>>>
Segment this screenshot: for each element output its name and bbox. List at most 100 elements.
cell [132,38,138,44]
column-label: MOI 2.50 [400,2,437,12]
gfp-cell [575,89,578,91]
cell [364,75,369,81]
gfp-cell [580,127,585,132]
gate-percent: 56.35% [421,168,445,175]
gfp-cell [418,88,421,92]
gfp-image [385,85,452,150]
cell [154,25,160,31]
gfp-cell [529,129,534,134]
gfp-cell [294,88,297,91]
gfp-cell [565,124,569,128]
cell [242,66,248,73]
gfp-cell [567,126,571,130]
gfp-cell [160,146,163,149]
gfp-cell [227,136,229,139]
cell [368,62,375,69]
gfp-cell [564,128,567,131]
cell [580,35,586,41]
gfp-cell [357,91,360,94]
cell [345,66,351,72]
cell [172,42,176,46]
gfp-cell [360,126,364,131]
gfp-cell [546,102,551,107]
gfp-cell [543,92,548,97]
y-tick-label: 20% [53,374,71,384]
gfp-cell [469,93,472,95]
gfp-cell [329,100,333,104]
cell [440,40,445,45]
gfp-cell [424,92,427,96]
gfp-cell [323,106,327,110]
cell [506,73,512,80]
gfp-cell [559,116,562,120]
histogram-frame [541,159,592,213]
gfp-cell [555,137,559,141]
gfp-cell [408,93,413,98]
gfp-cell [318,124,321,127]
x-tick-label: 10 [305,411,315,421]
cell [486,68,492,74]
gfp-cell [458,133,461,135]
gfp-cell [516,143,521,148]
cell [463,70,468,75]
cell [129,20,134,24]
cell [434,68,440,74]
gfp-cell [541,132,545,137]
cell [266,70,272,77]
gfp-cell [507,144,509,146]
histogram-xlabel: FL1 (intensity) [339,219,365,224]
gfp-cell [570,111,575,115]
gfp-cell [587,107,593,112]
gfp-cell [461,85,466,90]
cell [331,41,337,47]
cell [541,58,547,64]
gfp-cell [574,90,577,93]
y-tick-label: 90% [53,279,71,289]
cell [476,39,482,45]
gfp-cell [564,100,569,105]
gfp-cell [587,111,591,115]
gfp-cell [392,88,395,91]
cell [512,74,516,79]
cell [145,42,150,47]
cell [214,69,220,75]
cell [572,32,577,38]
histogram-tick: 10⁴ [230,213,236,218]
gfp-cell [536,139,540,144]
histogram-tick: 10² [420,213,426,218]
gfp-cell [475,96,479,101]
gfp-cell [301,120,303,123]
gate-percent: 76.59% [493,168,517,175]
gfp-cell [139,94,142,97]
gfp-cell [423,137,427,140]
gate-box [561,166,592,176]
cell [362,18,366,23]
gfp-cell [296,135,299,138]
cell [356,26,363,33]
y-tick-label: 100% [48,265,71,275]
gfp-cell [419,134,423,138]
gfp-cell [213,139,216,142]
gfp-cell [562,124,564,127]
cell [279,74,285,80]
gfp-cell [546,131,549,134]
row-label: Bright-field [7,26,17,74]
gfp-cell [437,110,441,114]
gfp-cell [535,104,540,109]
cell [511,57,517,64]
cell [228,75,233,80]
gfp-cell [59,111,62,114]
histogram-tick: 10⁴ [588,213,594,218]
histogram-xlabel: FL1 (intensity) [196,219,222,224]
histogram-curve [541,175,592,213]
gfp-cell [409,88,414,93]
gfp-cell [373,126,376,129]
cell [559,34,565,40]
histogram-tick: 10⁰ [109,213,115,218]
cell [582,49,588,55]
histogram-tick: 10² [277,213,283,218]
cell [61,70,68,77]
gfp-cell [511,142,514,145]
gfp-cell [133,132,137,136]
<<<
§ WRITTEN PROBLEM
Reproduce the data line for line, starting at its first line and ending at the line that contains "gfp-cell [536,139,540,144]".

§ WRITTEN ANSWER
Segment this screenshot: for each element output its name and bbox. List at most 100 elements.
cell [132,38,138,44]
column-label: MOI 2.50 [400,2,437,12]
gfp-cell [575,89,578,91]
cell [364,75,369,81]
gfp-cell [580,127,585,132]
gate-percent: 56.35% [421,168,445,175]
gfp-cell [418,88,421,92]
gfp-image [385,85,452,150]
cell [154,25,160,31]
gfp-cell [529,129,534,134]
gfp-cell [294,88,297,91]
gfp-cell [565,124,569,128]
cell [242,66,248,73]
gfp-cell [567,126,571,130]
gfp-cell [160,146,163,149]
gfp-cell [227,136,229,139]
cell [368,62,375,69]
gfp-cell [564,128,567,131]
cell [580,35,586,41]
gfp-cell [357,91,360,94]
cell [345,66,351,72]
cell [172,42,176,46]
gfp-cell [360,126,364,131]
gfp-cell [546,102,551,107]
gfp-cell [543,92,548,97]
y-tick-label: 20% [53,374,71,384]
gfp-cell [469,93,472,95]
gfp-cell [329,100,333,104]
cell [440,40,445,45]
gfp-cell [424,92,427,96]
gfp-cell [323,106,327,110]
cell [506,73,512,80]
gfp-cell [559,116,562,120]
histogram-frame [541,159,592,213]
gfp-cell [555,137,559,141]
gfp-cell [408,93,413,98]
gfp-cell [318,124,321,127]
x-tick-label: 10 [305,411,315,421]
cell [486,68,492,74]
gfp-cell [458,133,461,135]
gfp-cell [516,143,521,148]
cell [463,70,468,75]
cell [129,20,134,24]
cell [434,68,440,74]
gfp-cell [541,132,545,137]
cell [266,70,272,77]
gfp-cell [507,144,509,146]
histogram-xlabel: FL1 (intensity) [339,219,365,224]
gfp-cell [570,111,575,115]
gfp-cell [587,107,593,112]
gfp-cell [461,85,466,90]
cell [331,41,337,47]
cell [541,58,547,64]
gfp-cell [574,90,577,93]
y-tick-label: 90% [53,279,71,289]
cell [476,39,482,45]
gfp-cell [564,100,569,105]
gfp-cell [587,111,591,115]
gfp-cell [392,88,395,91]
cell [512,74,516,79]
cell [145,42,150,47]
cell [214,69,220,75]
cell [572,32,577,38]
histogram-tick: 10⁴ [230,213,236,218]
gfp-cell [536,139,540,144]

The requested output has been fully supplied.